* [Supplied information]:
..............................

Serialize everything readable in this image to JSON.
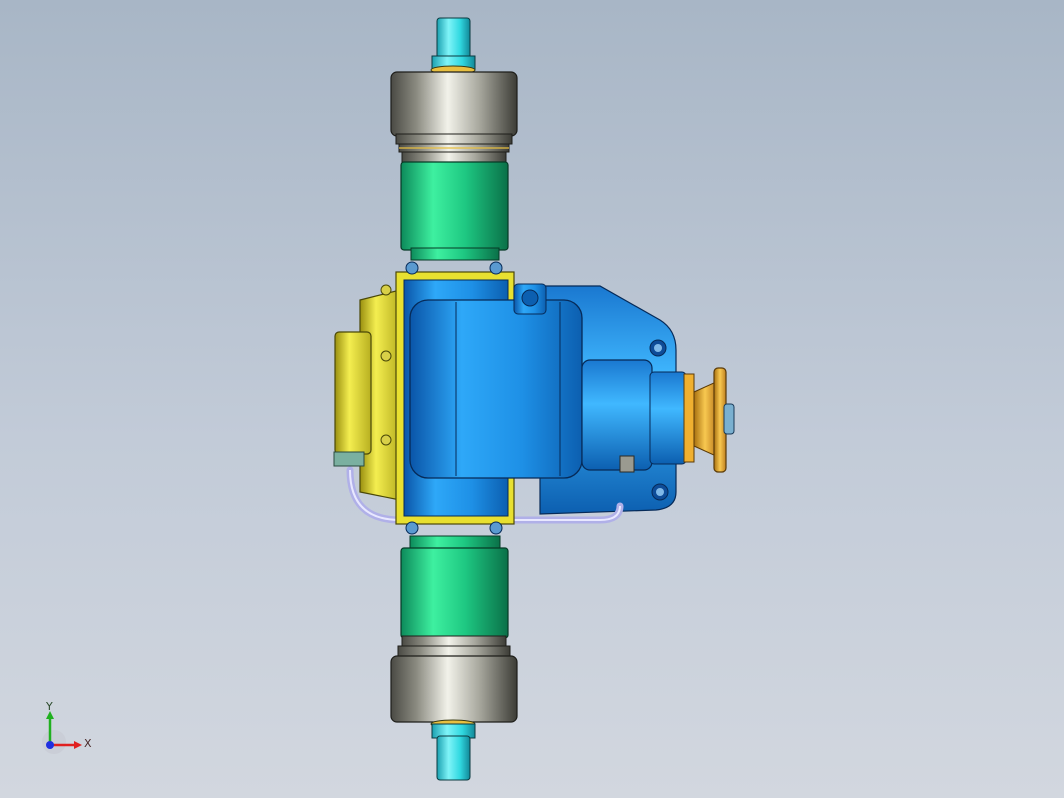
{
  "viewport": {
    "background_top": "#a8b6c6",
    "background_bottom": "#d2d7df"
  },
  "model": {
    "colors": {
      "housing_blue": "#1e90e6",
      "housing_dark": "#0c5fb0",
      "cover_yellow": "#e8e030",
      "coupling_green": "#1ec882",
      "bearing_gray": "#9a9a90",
      "shaft_cyan": "#30d8e0",
      "flange_orange": "#f0b030",
      "pipe_lilac": "#b0b0e8"
    },
    "parts": [
      "upper-shaft",
      "upper-bearing",
      "upper-coupling",
      "gearbox-housing",
      "side-cover",
      "output-flange",
      "lower-coupling",
      "lower-bearing",
      "lower-shaft",
      "lube-pipe"
    ]
  },
  "triad": {
    "x_label": "X",
    "y_label": "Y",
    "x_color": "#e02020",
    "y_color": "#20b020",
    "z_color": "#2030e0"
  }
}
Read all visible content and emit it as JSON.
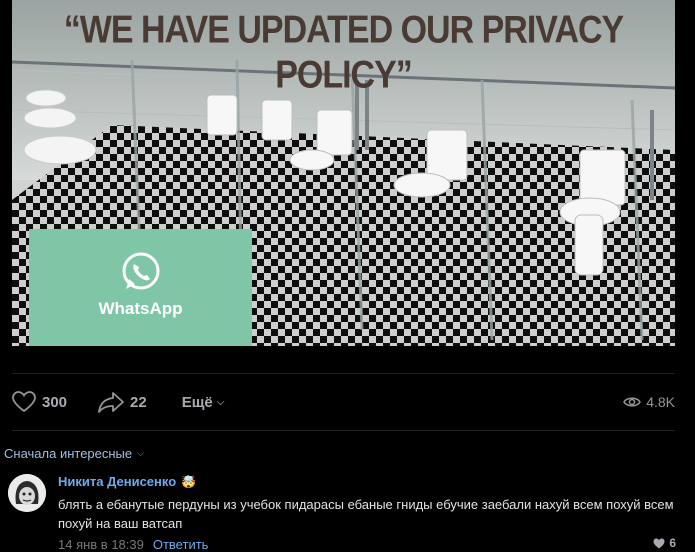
{
  "post": {
    "meme_caption": "“WE HAVE UPDATED OUR PRIVACY POLICY”",
    "whatsapp_label": "WhatsApp"
  },
  "actions": {
    "likes": "300",
    "shares": "22",
    "more_label": "Ещё",
    "views": "4.8K"
  },
  "comments": {
    "sort_label": "Сначала интересные",
    "items": [
      {
        "author": "Никита Денисенко",
        "badge": "🤯",
        "text": "блять а ебанутые пердуны из учебок пидарасы ебаные гниды ебучие заебали нахуй всем похуй всем похуй на ваш ватсап",
        "time": "14 янв в 18:39",
        "reply_label": "Ответить",
        "likes": "6"
      }
    ]
  },
  "colors": {
    "link": "#71aaeb",
    "background": "#000000",
    "whatsapp_green": "#7fc6a7"
  }
}
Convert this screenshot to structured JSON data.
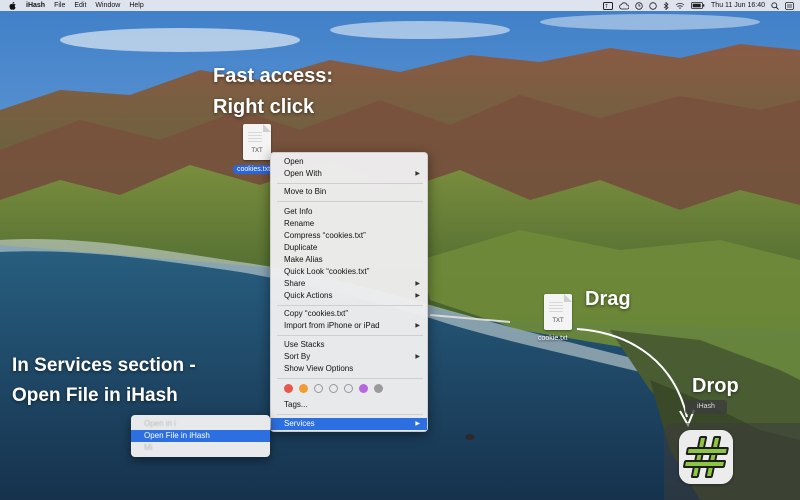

..............................

* [Objective]: Print out every entry above without changing a word, and leave out the pictures.

* [The output]:
Serialize everything readable in this image to JSON.
{
  "viewport": {
    "background_top": "#a8b6c6",
    "background_bottom": "#d2d7df"
  },
  "model": {
    "colors": {
      "housing_blue": "#1e90e6",
      "housing_dark": "#0c5fb0",
      "cover_yellow": "#e8e030",
      "coupling_green": "#1ec882",
      "bearing_gray": "#9a9a90",
      "shaft_cyan": "#30d8e0",
      "flange_orange": "#f0b030",
      "pipe_lilac": "#b0b0e8"
    },
    "parts": [
      "upper-shaft",
      "upper-bearing",
      "upper-coupling",
      "gearbox-housing",
      "side-cover",
      "output-flange",
      "lower-coupling",
      "lower-bearing",
      "lower-shaft",
      "lube-pipe"
    ]
  },
  "triad": {
    "x_label": "X",
    "y_label": "Y",
    "x_color": "#e02020",
    "y_color": "#20b020",
    "z_color": "#2030e0"
  }
}
Read all visible content and emit it as JSON.
{
  "post": {
    "meme_caption": "“WE HAVE UPDATED OUR PRIVACY POLICY”",
    "whatsapp_label": "WhatsApp"
  },
  "actions": {
    "likes": "300",
    "shares": "22",
    "more_label": "Ещё",
    "views": "4.8K"
  },
  "comments": {
    "sort_label": "Сначала интересные",
    "items": [
      {
        "author": "Никита Денисенко",
        "badge": "🤯",
        "text": "блять а ебанутые пердуны из учебок пидарасы ебаные гниды ебучие заебали нахуй всем похуй всем похуй на ваш ватсап",
        "time": "14 янв в 18:39",
        "reply_label": "Ответить",
        "likes": "6"
      }
    ]
  },
  "colors": {
    "link": "#71aaeb",
    "background": "#000000",
    "whatsapp_green": "#7fc6a7"
  }
}
Convert this screenshot to structured JSON data.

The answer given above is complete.